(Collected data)

* START *

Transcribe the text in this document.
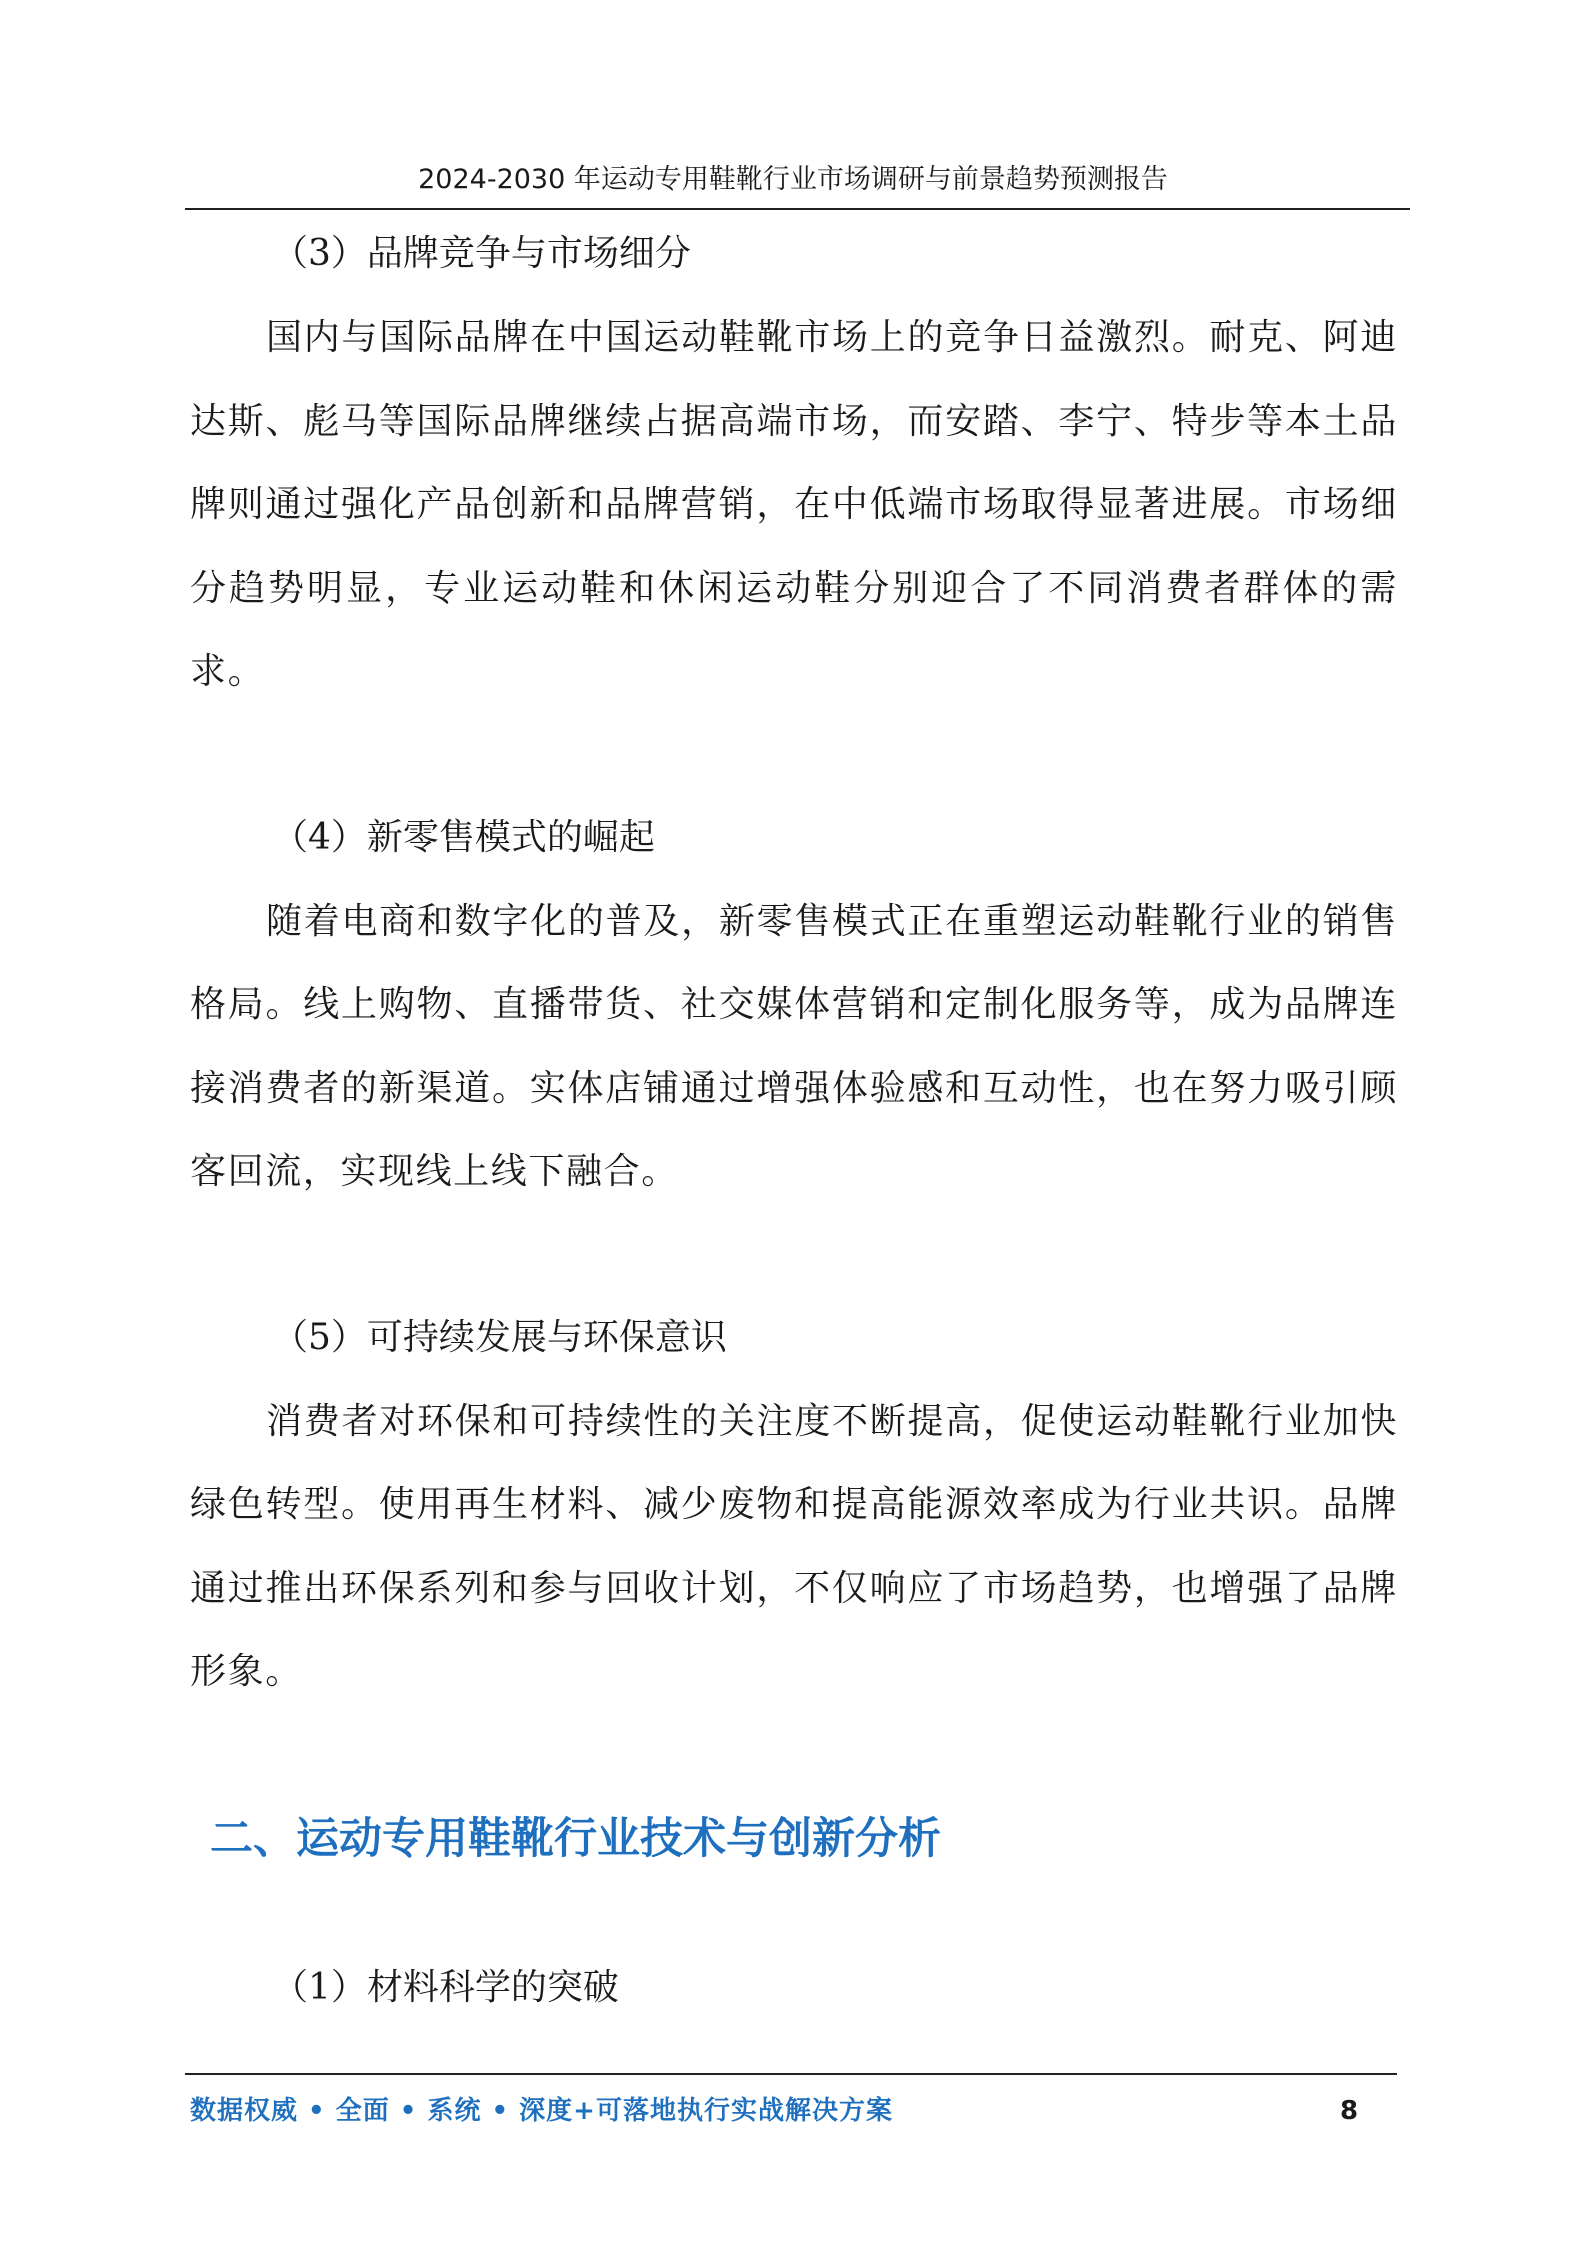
2024-2030 年运动专用鞋靴行业市场调研与前景趋势预测报告

（3）品牌竞争与市场细分

国内与国际品牌在中国运动鞋靴市场上的竞争日益激烈。耐克、阿迪达斯、彪马等国际品牌继续占据高端市场，而安踏、李宁、特步等本土品牌则通过强化产品创新和品牌营销，在中低端市场取得显著进展。市场细分趋势明显，专业运动鞋和休闲运动鞋分别迎合了不同消费者群体的需求。

（4）新零售模式的崛起

随着电商和数字化的普及，新零售模式正在重塑运动鞋靴行业的销售格局。线上购物、直播带货、社交媒体营销和定制化服务等，成为品牌连接消费者的新渠道。实体店铺通过增强体验感和互动性，也在努力吸引顾客回流，实现线上线下融合。

（5）可持续发展与环保意识

消费者对环保和可持续性的关注度不断提高，促使运动鞋靴行业加快绿色转型。使用再生材料、减少废物和提高能源效率成为行业共识。品牌通过推出环保系列和参与回收计划，不仅响应了市场趋势，也增强了品牌形象。

二、运动专用鞋靴行业技术与创新分析

（1）材料科学的突破

数据权威 • 全面 • 系统 • 深度+可落地执行实战解决方案	8
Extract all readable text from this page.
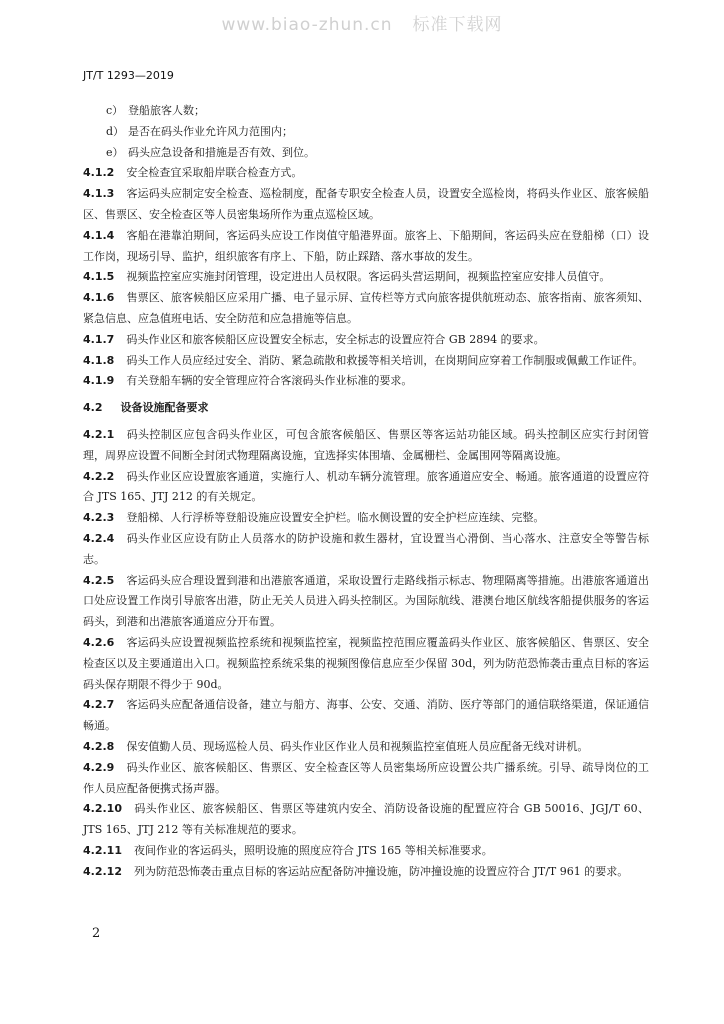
www.biao-zhun.cn 标准下载网
JT/T 1293—2019

c） 登船旅客人数；

d） 是否在码头作业允许风力范围内；

e） 码头应急设备和措施是否有效、到位。

4.1.2 安全检查宜采取船岸联合检查方式。

4.1.3 客运码头应制定安全检查、巡检制度，配备专职安全检查人员，设置安全巡检岗，将码头作业区、旅客候船区、售票区、安全检查区等人员密集场所作为重点巡检区域。

4.1.4 客船在港靠泊期间，客运码头应设工作岗值守船港界面。旅客上、下船期间，客运码头应在登船梯（口）设工作岗，现场引导、监护，组织旅客有序上、下船，防止踩踏、落水事故的发生。

4.1.5 视频监控室应实施封闭管理，设定进出人员权限。客运码头营运期间，视频监控室应安排人员值守。

4.1.6 售票区、旅客候船区应采用广播、电子显示屏、宣传栏等方式向旅客提供航班动态、旅客指南、旅客须知、紧急信息、应急值班电话、安全防范和应急措施等信息。

4.1.7 码头作业区和旅客候船区应设置安全标志，安全标志的设置应符合 GB 2894 的要求。

4.1.8 码头工作人员应经过安全、消防、紧急疏散和救援等相关培训，在岗期间应穿着工作制服或佩戴工作证件。

4.1.9 有关登船车辆的安全管理应符合客滚码头作业标准的要求。

4.2 设备设施配备要求

4.2.1 码头控制区应包含码头作业区，可包含旅客候船区、售票区等客运站功能区域。码头控制区应实行封闭管理，周界应设置不间断全封闭式物理隔离设施，宜选择实体围墙、金属栅栏、金属围网等隔离设施。

4.2.2 码头作业区应设置旅客通道，实施行人、机动车辆分流管理。旅客通道应安全、畅通。旅客通道的设置应符合 JTS 165、JTJ 212 的有关规定。

4.2.3 登船梯、人行浮桥等登船设施应设置安全护栏。临水侧设置的安全护栏应连续、完整。

4.2.4 码头作业区应设有防止人员落水的防护设施和救生器材，宜设置当心滑倒、当心落水、注意安全等警告标志。

4.2.5 客运码头应合理设置到港和出港旅客通道，采取设置行走路线指示标志、物理隔离等措施。出港旅客通道出口处应设置工作岗引导旅客出港，防止无关人员进入码头控制区。为国际航线、港澳台地区航线客船提供服务的客运码头，到港和出港旅客通道应分开布置。

4.2.6 客运码头应设置视频监控系统和视频监控室，视频监控范围应覆盖码头作业区、旅客候船区、售票区、安全检查区以及主要通道出入口。视频监控系统采集的视频图像信息应至少保留 30d，列为防范恐怖袭击重点目标的客运码头保存期限不得少于 90d。

4.2.7 客运码头应配备通信设备，建立与船方、海事、公安、交通、消防、医疗等部门的通信联络渠道，保证通信畅通。

4.2.8 保安值勤人员、现场巡检人员、码头作业区作业人员和视频监控室值班人员应配备无线对讲机。

4.2.9 码头作业区、旅客候船区、售票区、安全检查区等人员密集场所应设置公共广播系统。引导、疏导岗位的工作人员应配备便携式扬声器。

4.2.10 码头作业区、旅客候船区、售票区等建筑内安全、消防设备设施的配置应符合 GB 50016、JGJ/T 60、JTS 165、JTJ 212 等有关标准规范的要求。

4.2.11 夜间作业的客运码头，照明设施的照度应符合 JTS 165 等相关标准要求。

4.2.12 列为防范恐怖袭击重点目标的客运站应配备防冲撞设施，防冲撞设施的设置应符合 JT/T 961 的要求。

2
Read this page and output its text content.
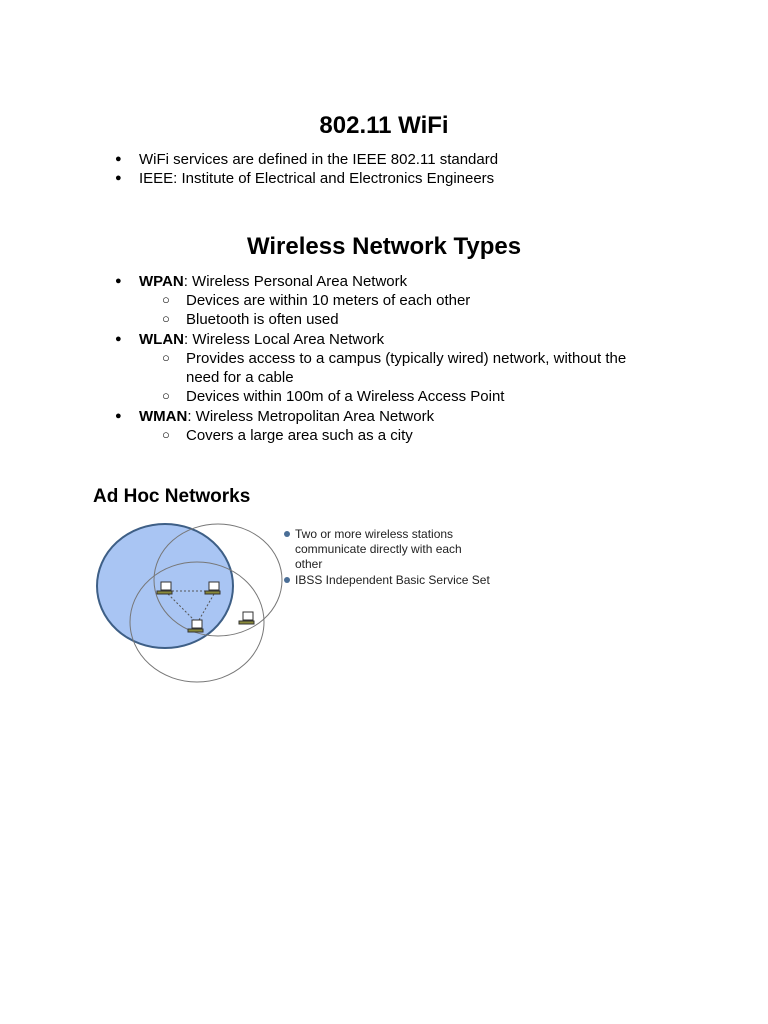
802.11 WiFi
● WiFi services are defined in the IEEE 802.11 standard
● IEEE: Institute of Electrical and Electronics Engineers
Wireless Network Types
● WPAN: Wireless Personal Area Network
○ Devices are within 10 meters of each other
○ Bluetooth is often used
● WLAN: Wireless Local Area Network
○ Provides access to a campus (typically wired) network, without the
need for a cable
○ Devices within 100m of a Wireless Access Point
● WMAN: Wireless Metropolitan Area Network
○ Covers a large area such as a city
Ad Hoc Networks
Two or more wireless stations
communicate directly with each
other
IBSS Independent Basic Service Set
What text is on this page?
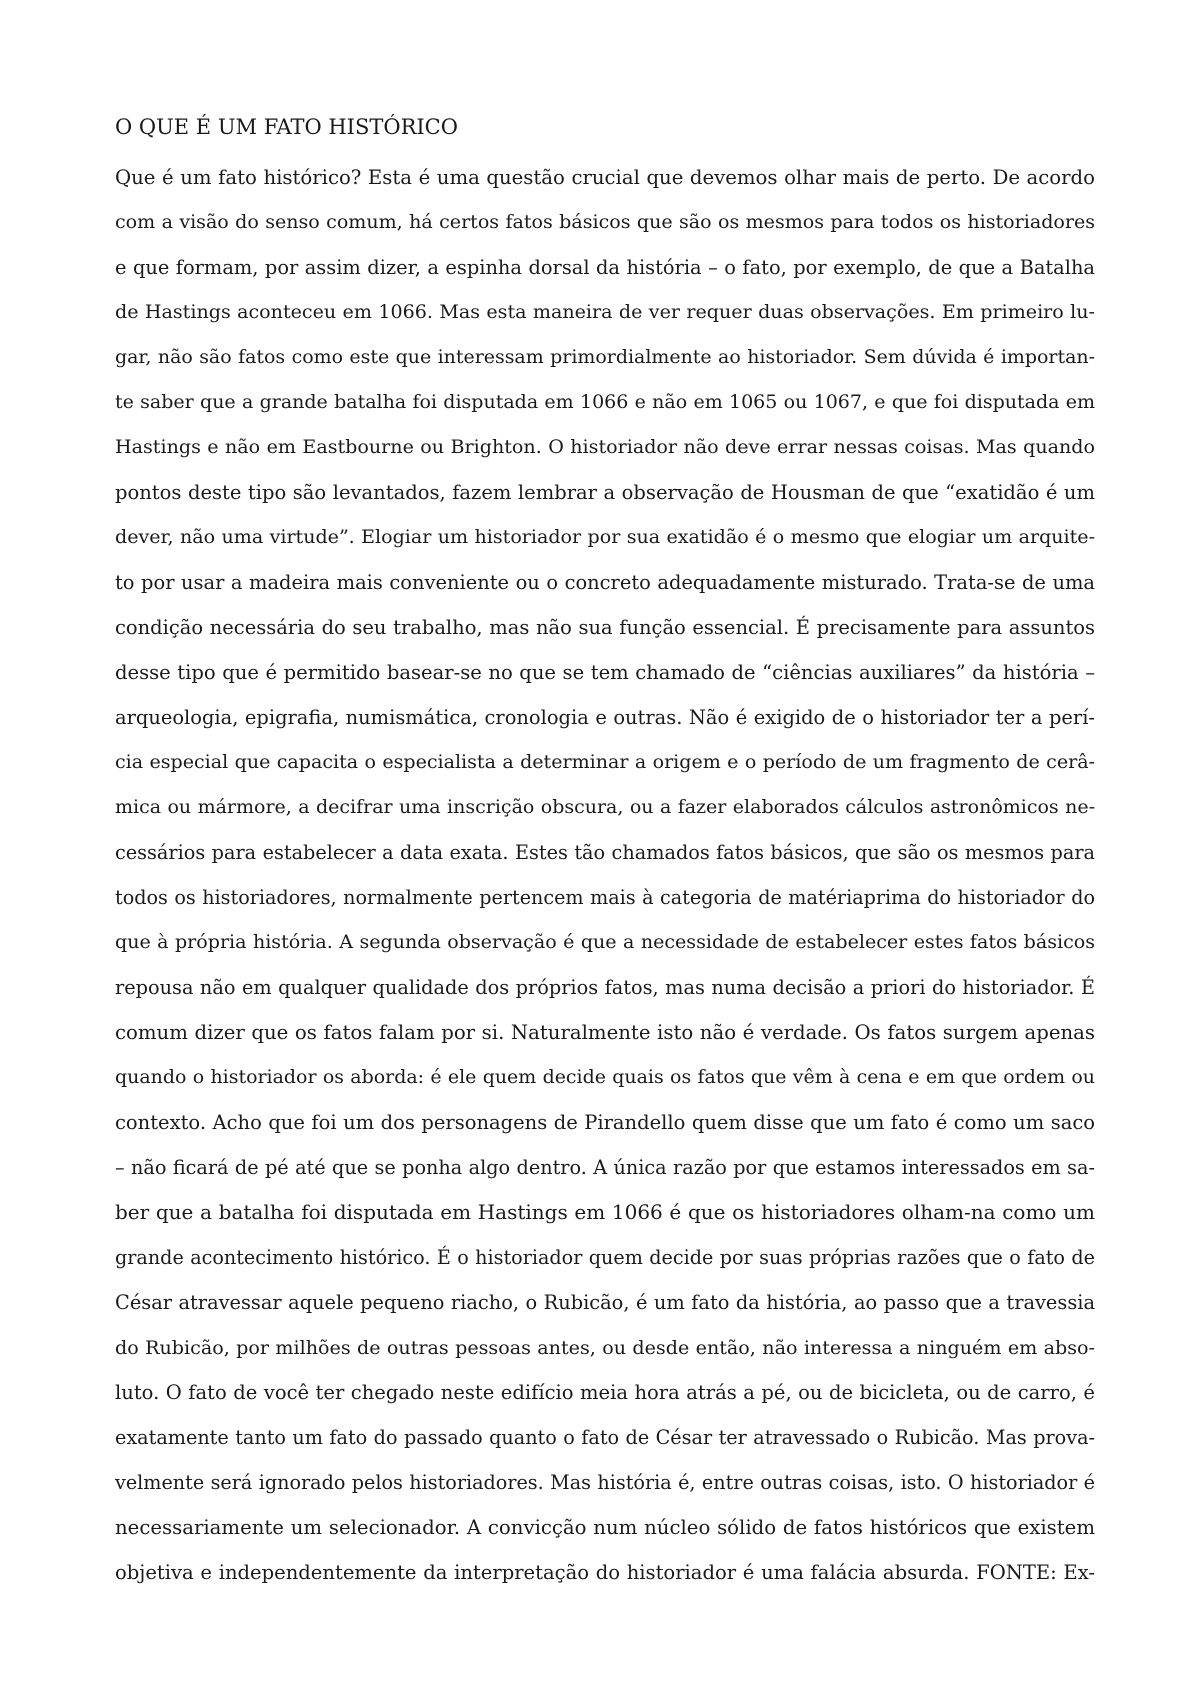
O QUE É UM FATO HISTÓRICO
Que é um fato histórico? Esta é uma questão crucial que devemos olhar mais de perto. De acordo
com a visão do senso comum, há certos fatos básicos que são os mesmos para todos os historiadores
e que formam, por assim dizer, a espinha dorsal da história – o fato, por exemplo, de que a Batalha
de Hastings aconteceu em 1066. Mas esta maneira de ver requer duas observações. Em primeiro lu-
gar, não são fatos como este que interessam primordialmente ao historiador. Sem dúvida é importan-
te saber que a grande batalha foi disputada em 1066 e não em 1065 ou 1067, e que foi disputada em
Hastings e não em Eastbourne ou Brighton. O historiador não deve errar nessas coisas. Mas quando
pontos deste tipo são levantados, fazem lembrar a observação de Housman de que “exatidão é um
dever, não uma virtude”. Elogiar um historiador por sua exatidão é o mesmo que elogiar um arquite-
to por usar a madeira mais conveniente ou o concreto adequadamente misturado. Trata-se de uma
condição necessária do seu trabalho, mas não sua função essencial. É precisamente para assuntos
desse tipo que é permitido basear-se no que se tem chamado de “ciências auxiliares” da história –
arqueologia, epigrafia, numismática, cronologia e outras. Não é exigido de o historiador ter a perí-
cia especial que capacita o especialista a determinar a origem e o período de um fragmento de cerâ-
mica ou mármore, a decifrar uma inscrição obscura, ou a fazer elaborados cálculos astronômicos ne-
cessários para estabelecer a data exata. Estes tão chamados fatos básicos, que são os mesmos para
todos os historiadores, normalmente pertencem mais à categoria de matériaprima do historiador do
que à própria história. A segunda observação é que a necessidade de estabelecer estes fatos básicos
repousa não em qualquer qualidade dos próprios fatos, mas numa decisão a priori do historiador. É
comum dizer que os fatos falam por si. Naturalmente isto não é verdade. Os fatos surgem apenas
quando o historiador os aborda: é ele quem decide quais os fatos que vêm à cena e em que ordem ou
contexto. Acho que foi um dos personagens de Pirandello quem disse que um fato é como um saco
– não ficará de pé até que se ponha algo dentro. A única razão por que estamos interessados em sa-
ber que a batalha foi disputada em Hastings em 1066 é que os historiadores olham-na como um
grande acontecimento histórico. É o historiador quem decide por suas próprias razões que o fato de
César atravessar aquele pequeno riacho, o Rubicão, é um fato da história, ao passo que a travessia
do Rubicão, por milhões de outras pessoas antes, ou desde então, não interessa a ninguém em abso-
luto. O fato de você ter chegado neste edifício meia hora atrás a pé, ou de bicicleta, ou de carro, é
exatamente tanto um fato do passado quanto o fato de César ter atravessado o Rubicão. Mas prova-
velmente será ignorado pelos historiadores. Mas história é, entre outras coisas, isto. O historiador é
necessariamente um selecionador. A convicção num núcleo sólido de fatos históricos que existem
objetiva e independentemente da interpretação do historiador é uma falácia absurda. FONTE: Ex-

* END *

> _GIVEN PROBLEM_: State the number of lines in these entries that include the string "coisas". Provide nothing beyond that number.

> _SOLUTION_: 2